=== What you will do ===
Tally up the lines where the string "talks" appears; reply with the number only.

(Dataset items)
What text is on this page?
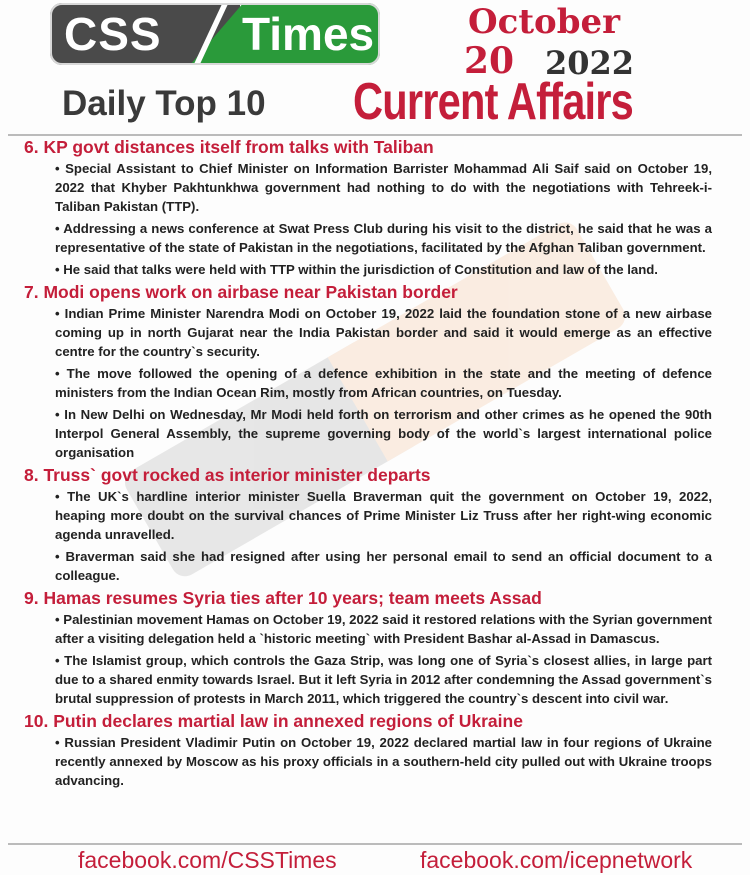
CSS Times	October
20 2022
Daily Top 10 Current Affairs
6. KP govt distances itself from talks with Taliban
• Special Assistant to Chief Minister on Information Barrister Mohammad Ali Saif said on October 19, 2022 that Khyber Pakhtunkhwa government had nothing to do with the negotiations with Tehreek-i-Taliban Pakistan (TTP).
• Addressing a news conference at Swat Press Club during his visit to the district, he said that he was a representative of the state of Pakistan in the negotiations, facilitated by the Afghan Taliban government.
• He said that talks were held with TTP within the jurisdiction of Constitution and law of the land.
7. Modi opens work on airbase near Pakistan border
• Indian Prime Minister Narendra Modi on October 19, 2022 laid the foundation stone of a new airbase coming up in north Gujarat near the India Pakistan border and said it would emerge as an effective centre for the country`s security.
• The move followed the opening of a defence exhibition in the state and the meeting of defence ministers from the Indian Ocean Rim, mostly from African countries, on Tuesday.
• In New Delhi on Wednesday, Mr Modi held forth on terrorism and other crimes as he opened the 90th Interpol General Assembly, the supreme governing body of the world`s largest international police organisation
8. Truss` govt rocked as interior minister departs
• The UK`s hardline interior minister Suella Braverman quit the government on October 19, 2022, heaping more doubt on the survival chances of Prime Minister Liz Truss after her right-wing economic agenda unravelled.
• Braverman said she had resigned after using her personal email to send an official document to a colleague.
9. Hamas resumes Syria ties after 10 years; team meets Assad
• Palestinian movement Hamas on October 19, 2022 said it restored relations with the Syrian government after a visiting delegation held a `historic meeting` with President Bashar al-Assad in Damascus.
• The Islamist group, which controls the Gaza Strip, was long one of Syria`s closest allies, in large part due to a shared enmity towards Israel. But it left Syria in 2012 after condemning the Assad government`s brutal suppression of protests in March 2011, which triggered the country`s descent into civil war.
10. Putin declares martial law in annexed regions of Ukraine
• Russian President Vladimir Putin on October 19, 2022 declared martial law in four regions of Ukraine recently annexed by Moscow as his proxy officials in a southern-held city pulled out with Ukraine troops advancing.
facebook.com/CSSTimes	facebook.com/icepnetwork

=== Answer for the task ===
2